## [WRITTEN TASK]
Every line below is to be quoted exactly, with nothing added or dropped.
* Start RECORDS SUPPLIED *
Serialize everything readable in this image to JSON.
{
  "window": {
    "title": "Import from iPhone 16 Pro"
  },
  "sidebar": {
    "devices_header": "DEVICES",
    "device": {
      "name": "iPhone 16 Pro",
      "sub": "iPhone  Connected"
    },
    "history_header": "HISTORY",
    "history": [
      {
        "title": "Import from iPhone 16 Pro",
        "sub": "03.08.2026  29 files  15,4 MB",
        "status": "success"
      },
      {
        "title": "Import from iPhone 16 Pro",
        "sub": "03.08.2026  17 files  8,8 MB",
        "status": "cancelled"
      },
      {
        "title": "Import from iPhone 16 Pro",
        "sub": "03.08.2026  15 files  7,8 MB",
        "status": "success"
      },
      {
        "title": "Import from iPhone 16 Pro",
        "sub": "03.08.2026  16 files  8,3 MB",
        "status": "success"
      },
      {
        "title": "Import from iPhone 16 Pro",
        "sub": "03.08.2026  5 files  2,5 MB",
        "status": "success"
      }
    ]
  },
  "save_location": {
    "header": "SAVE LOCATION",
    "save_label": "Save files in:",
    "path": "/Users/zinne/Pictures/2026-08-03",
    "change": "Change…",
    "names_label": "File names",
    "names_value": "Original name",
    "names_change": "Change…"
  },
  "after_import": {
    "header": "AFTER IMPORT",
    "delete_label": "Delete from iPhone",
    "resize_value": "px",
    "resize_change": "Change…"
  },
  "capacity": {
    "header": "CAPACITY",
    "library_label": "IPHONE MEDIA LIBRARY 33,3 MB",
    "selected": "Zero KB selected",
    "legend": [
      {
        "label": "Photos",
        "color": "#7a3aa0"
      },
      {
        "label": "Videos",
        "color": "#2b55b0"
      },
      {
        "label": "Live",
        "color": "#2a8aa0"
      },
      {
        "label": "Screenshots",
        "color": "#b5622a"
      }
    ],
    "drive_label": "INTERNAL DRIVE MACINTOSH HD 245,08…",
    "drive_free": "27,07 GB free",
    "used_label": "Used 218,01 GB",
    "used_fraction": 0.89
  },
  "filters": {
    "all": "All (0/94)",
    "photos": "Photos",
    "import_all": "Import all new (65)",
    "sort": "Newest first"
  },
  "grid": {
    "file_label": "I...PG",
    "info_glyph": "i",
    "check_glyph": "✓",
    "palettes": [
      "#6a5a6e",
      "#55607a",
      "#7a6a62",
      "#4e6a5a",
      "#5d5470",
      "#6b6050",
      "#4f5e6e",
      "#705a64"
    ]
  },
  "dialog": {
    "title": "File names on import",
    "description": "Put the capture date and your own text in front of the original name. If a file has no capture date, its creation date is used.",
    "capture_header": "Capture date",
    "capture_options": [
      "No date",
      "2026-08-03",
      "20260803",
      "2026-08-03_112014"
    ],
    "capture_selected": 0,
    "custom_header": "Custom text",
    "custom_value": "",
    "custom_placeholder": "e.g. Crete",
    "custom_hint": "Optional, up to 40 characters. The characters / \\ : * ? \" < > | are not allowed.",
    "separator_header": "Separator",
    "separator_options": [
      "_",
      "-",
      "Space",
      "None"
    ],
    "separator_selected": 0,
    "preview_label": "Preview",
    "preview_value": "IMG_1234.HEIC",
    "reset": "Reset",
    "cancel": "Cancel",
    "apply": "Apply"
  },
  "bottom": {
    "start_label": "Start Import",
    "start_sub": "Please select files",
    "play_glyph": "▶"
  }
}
* End RECORDS SUPPLIED *
## [EXERCISE RESULT]
Serialize everything readable in this image to JSON.
{
  "window": {
    "title": "Import from iPhone 16 Pro"
  },
  "sidebar": {
    "devices_header": "DEVICES",
    "device": {
      "name": "iPhone 16 Pro",
      "sub": "iPhone  Connected"
    },
    "history_header": "HISTORY",
    "history": [
      {
        "title": "Import from iPhone 16 Pro",
        "sub": "03.08.2026  29 files  15,4 MB",
        "status": "success"
      },
      {
        "title": "Import from iPhone 16 Pro",
        "sub": "03.08.2026  17 files  8,8 MB",
        "status": "cancelled"
      },
      {
        "title": "Import from iPhone 16 Pro",
        "sub": "03.08.2026  15 files  7,8 MB",
        "status": "success"
      },
      {
        "title": "Import from iPhone 16 Pro",
        "sub": "03.08.2026  16 files  8,3 MB",
        "status": "success"
      },
      {
        "title": "Import from iPhone 16 Pro",
        "sub": "03.08.2026  5 files  2,5 MB",
        "status": "success"
      }
    ]
  },
  "save_location": {
    "header": "SAVE LOCATION",
    "save_label": "Save files in:",
    "path": "/Users/zinne/Pictures/2026-08-03",
    "change": "Change…",
    "names_label": "File names",
    "names_value": "Original name",
    "names_change": "Change…"
  },
  "after_import": {
    "header": "AFTER IMPORT",
    "delete_label": "Delete from iPhone",
    "resize_value": "px",
    "resize_change": "Change…"
  },
  "capacity": {
    "header": "CAPACITY",
    "library_label": "IPHONE MEDIA LIBRARY 33,3 MB",
    "selected": "Zero KB selected",
    "legend": [
      {
        "label": "Photos",
        "color": "#7a3aa0"
      },
      {
        "label": "Videos",
        "color": "#2b55b0"
      },
      {
        "label": "Live",
        "color": "#2a8aa0"
      },
      {
        "label": "Screenshots",
        "color": "#b5622a"
      }
    ],
    "drive_label": "INTERNAL DRIVE MACINTOSH HD 245,08…",
    "drive_free": "27,07 GB free",
    "used_label": "Used 218,01 GB",
    "used_fraction": 0.89
  },
  "filters": {
    "all": "All (0/94)",
    "photos": "Photos",
    "import_all": "Import all new (65)",
    "sort": "Newest first"
  },
  "grid": {
    "file_label": "I...PG",
    "info_glyph": "i",
    "check_glyph": "✓",
    "palettes": [
      "#6a5a6e",
      "#55607a",
      "#7a6a62",
      "#4e6a5a",
      "#5d5470",
      "#6b6050",
      "#4f5e6e",
      "#705a64"
    ]
  },
  "dialog": {
    "title": "File names on import",
    "description": "Put the capture date and your own text in front of the original name. If a file has no capture date, its creation date is used.",
    "capture_header": "Capture date",
    "capture_options": [
      "No date",
      "2026-08-03",
      "20260803",
      "2026-08-03_112014"
    ],
    "capture_selected": 0,
    "custom_header": "Custom text",
    "custom_value": "",
    "custom_placeholder": "e.g. Crete",
    "custom_hint": "Optional, up to 40 characters. The characters / \\ : * ? \" < > | are not allowed.",
    "separator_header": "Separator",
    "separator_options": [
      "_",
      "-",
      "Space",
      "None"
    ],
    "separator_selected": 0,
    "preview_label": "Preview",
    "preview_value": "IMG_1234.HEIC",
    "reset": "Reset",
    "cancel": "Cancel",
    "apply": "Apply"
  },
  "bottom": {
    "start_label": "Start Import",
    "start_sub": "Please select files",
    "play_glyph": "▶"
  }
}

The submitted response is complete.